- [GIVEN TASK] Reproduce every line of the material below, but drop the pictures.
-- RECORDS SUPPLIED start --
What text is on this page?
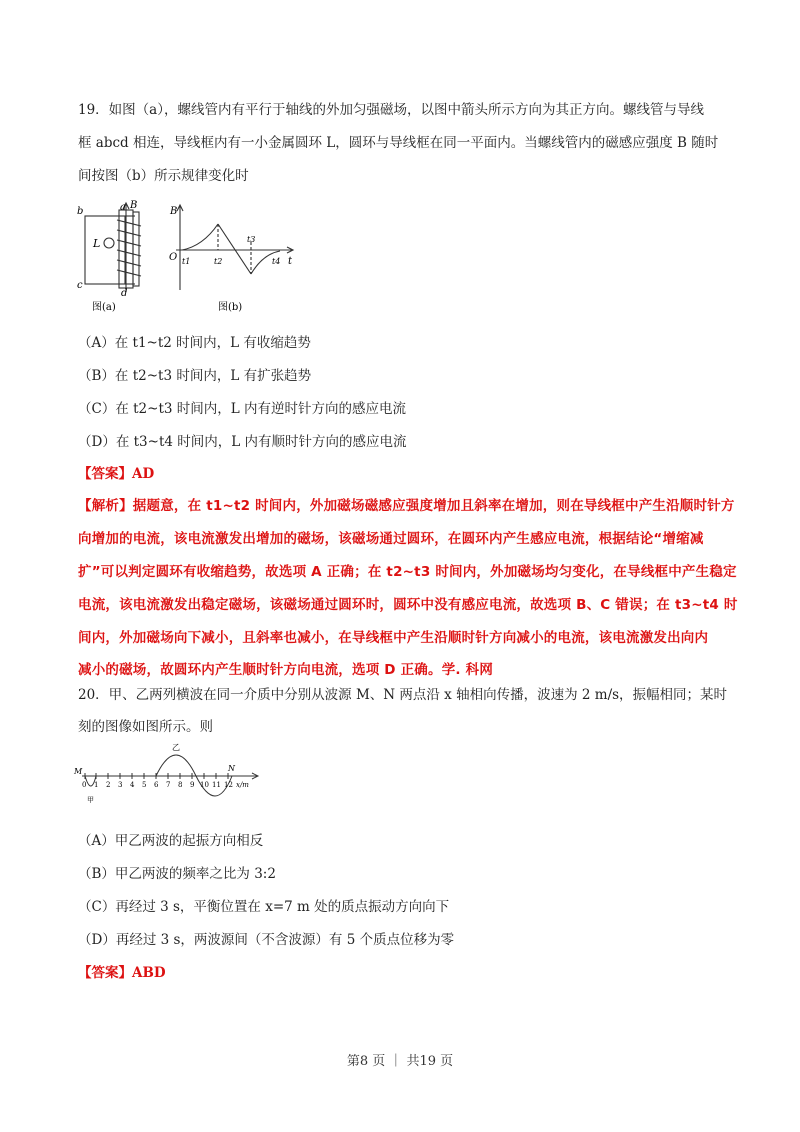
19．如图（a），螺线管内有平行于轴线的外加匀强磁场，以图中箭头所示方向为其正方向。螺线管与导线
框 abcd 相连，导线框内有一小金属圆环 L，圆环与导线框在同一平面内。当螺线管内的磁感应强度 B 随时
间按图（b）所示规律变化时
b	a B
L
c
d
图(a)
B
O t1	t2
t3
t4 t
图(b)
（A）在 t1~t2 时间内，L 有收缩趋势
（B）在 t2~t3 时间内，L 有扩张趋势
（C）在 t2~t3 时间内，L 内有逆时针方向的感应电流
（D）在 t3~t4 时间内，L 内有顺时针方向的感应电流
【答案】AD
【解析】据题意，在 t1~t2 时间内，外加磁场磁感应强度增加且斜率在增加，则在导线框中产生沿顺时针方
向增加的电流，该电流激发出增加的磁场，该磁场通过圆环，在圆环内产生感应电流，根据结论“增缩减
扩”可以判定圆环有收缩趋势，故选项 A 正确；在 t2~t3 时间内，外加磁场均匀变化，在导线框中产生稳定
电流，该电流激发出稳定磁场，该磁场通过圆环时，圆环中没有感应电流，故选项 B、C 错误；在 t3~t4 时
间内，外加磁场向下减小，且斜率也减小，在导线框中产生沿顺时针方向减小的电流，该电流激发出向内
减小的磁场，故圆环内产生顺时针方向电流，选项 D 正确。学. 科网
20．甲、乙两列横波在同一介质中分别从波源 M、N 两点沿 x 轴相向传播，波速为 2 m/s，振幅相同；某时
刻的图像如图所示。则
乙
甲
M	N
x/m
0 1 2 3 4 5 6 7 8 9 10 11 12
（A）甲乙两波的起振方向相反
（B）甲乙两波的频率之比为 3:2
（C）再经过 3 s，平衡位置在 x=7 m 处的质点振动方向向下
（D）再经过 3 s，两波源间（不含波源）有 5 个质点位移为零
【答案】ABD
第8 页 ｜ 共19 页
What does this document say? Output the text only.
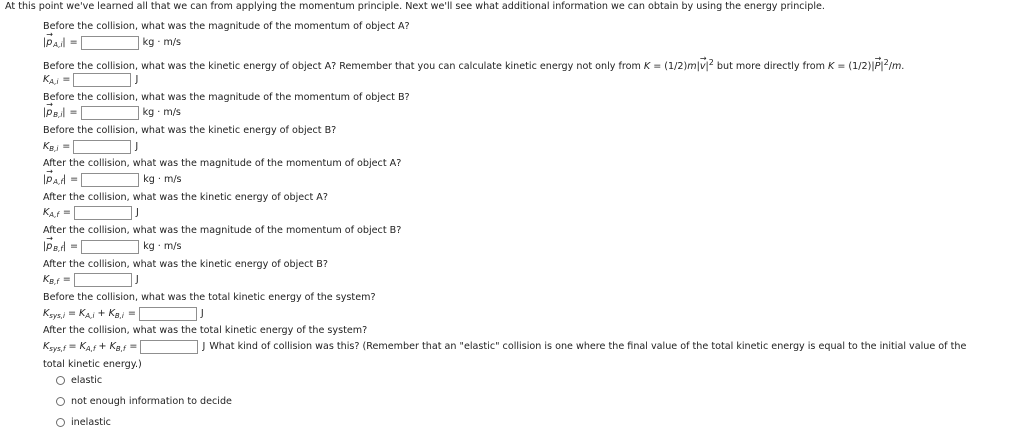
At this point we've learned all that we can from applying the momentum principle. Next we'll see what additional information we can obtain by using the energy principle.
Before the collision, what was the magnitude of the momentum of object A?
|→ p $_{A,i}$| =	kg · m/s
Before the collision, what was the kinetic energy of object A? Remember that you can calculate kinetic energy not only from $K = (1/2)m|\to v|^2$ but more directly from $K = (1/2)|\to P|^2/m$.
$K_{A,i}$ =	J
Before the collision, what was the magnitude of the momentum of object B?
|→ p $_{B,i}$| =	kg · m/s
Before the collision, what was the kinetic energy of object B?
$K_{B,i}$ =	J
After the collision, what was the magnitude of the momentum of object A?
|→ p $_{A,f}$| =	kg · m/s
After the collision, what was the kinetic energy of object A?
$K_{A,f}$ =	J
After the collision, what was the magnitude of the momentum of object B?
|→ p $_{B,f}$| =	kg · m/s
After the collision, what was the kinetic energy of object B?
$K_{B,f}$ =	J
Before the collision, what was the total kinetic energy of the system?
$K_{sys,i} = K_{A,i} + K_{B,i}$ =	J
After the collision, what was the total kinetic energy of the system?
$K_{sys,f} = K_{A,f} + K_{B,f}$ =	J What kind of collision was this? (Remember that an "elastic" collision is one where the final value of the total kinetic energy is equal to the initial value of the
total kinetic energy.)
elastic
not enough information to decide
inelastic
-- RECORDS SUPPLIED end --
- [FINAL RESULT]
What text is on this page?
19．如图（a），螺线管内有平行于轴线的外加匀强磁场，以图中箭头所示方向为其正方向。螺线管与导线
框 abcd 相连，导线框内有一小金属圆环 L，圆环与导线框在同一平面内。当螺线管内的磁感应强度 B 随时
间按图（b）所示规律变化时
b	a B
L
c
d
图(a)
B
O t1	t2
t3
t4 t
图(b)
（A）在 t1~t2 时间内，L 有收缩趋势
（B）在 t2~t3 时间内，L 有扩张趋势
（C）在 t2~t3 时间内，L 内有逆时针方向的感应电流
（D）在 t3~t4 时间内，L 内有顺时针方向的感应电流
【答案】AD
【解析】据题意，在 t1~t2 时间内，外加磁场磁感应强度增加且斜率在增加，则在导线框中产生沿顺时针方
向增加的电流，该电流激发出增加的磁场，该磁场通过圆环，在圆环内产生感应电流，根据结论“增缩减
扩”可以判定圆环有收缩趋势，故选项 A 正确；在 t2~t3 时间内，外加磁场均匀变化，在导线框中产生稳定
电流，该电流激发出稳定磁场，该磁场通过圆环时，圆环中没有感应电流，故选项 B、C 错误；在 t3~t4 时
间内，外加磁场向下减小，且斜率也减小，在导线框中产生沿顺时针方向减小的电流，该电流激发出向内
减小的磁场，故圆环内产生顺时针方向电流，选项 D 正确。学. 科网
20．甲、乙两列横波在同一介质中分别从波源 M、N 两点沿 x 轴相向传播，波速为 2 m/s，振幅相同；某时
刻的图像如图所示。则
乙
甲
M	N
x/m
0 1 2 3 4 5 6 7 8 9 10 11 12
（A）甲乙两波的起振方向相反
（B）甲乙两波的频率之比为 3:2
（C）再经过 3 s，平衡位置在 x=7 m 处的质点振动方向向下
（D）再经过 3 s，两波源间（不含波源）有 5 个质点位移为零
【答案】ABD
第8 页 ｜ 共19 页
What does this document say? Output the text only.
At this point we've learned all that we can from applying the momentum principle. Next we'll see what additional information we can obtain by using the energy principle.
Before the collision, what was the magnitude of the momentum of object A?
|→ p $_{A,i}$| =	kg · m/s
Before the collision, what was the kinetic energy of object A? Remember that you can calculate kinetic energy not only from $K = (1/2)m|\to v|^2$ but more directly from $K = (1/2)|\to P|^2/m$.
$K_{A,i}$ =	J
Before the collision, what was the magnitude of the momentum of object B?
|→ p $_{B,i}$| =	kg · m/s
Before the collision, what was the kinetic energy of object B?
$K_{B,i}$ =	J
After the collision, what was the magnitude of the momentum of object A?
|→ p $_{A,f}$| =	kg · m/s
After the collision, what was the kinetic energy of object A?
$K_{A,f}$ =	J
After the collision, what was the magnitude of the momentum of object B?
|→ p $_{B,f}$| =	kg · m/s
After the collision, what was the kinetic energy of object B?
$K_{B,f}$ =	J
Before the collision, what was the total kinetic energy of the system?
$K_{sys,i} = K_{A,i} + K_{B,i}$ =	J
After the collision, what was the total kinetic energy of the system?
$K_{sys,f} = K_{A,f} + K_{B,f}$ =	J What kind of collision was this? (Remember that an "elastic" collision is one where the final value of the total kinetic energy is equal to the initial value of the
total kinetic energy.)
elastic
not enough information to decide
inelastic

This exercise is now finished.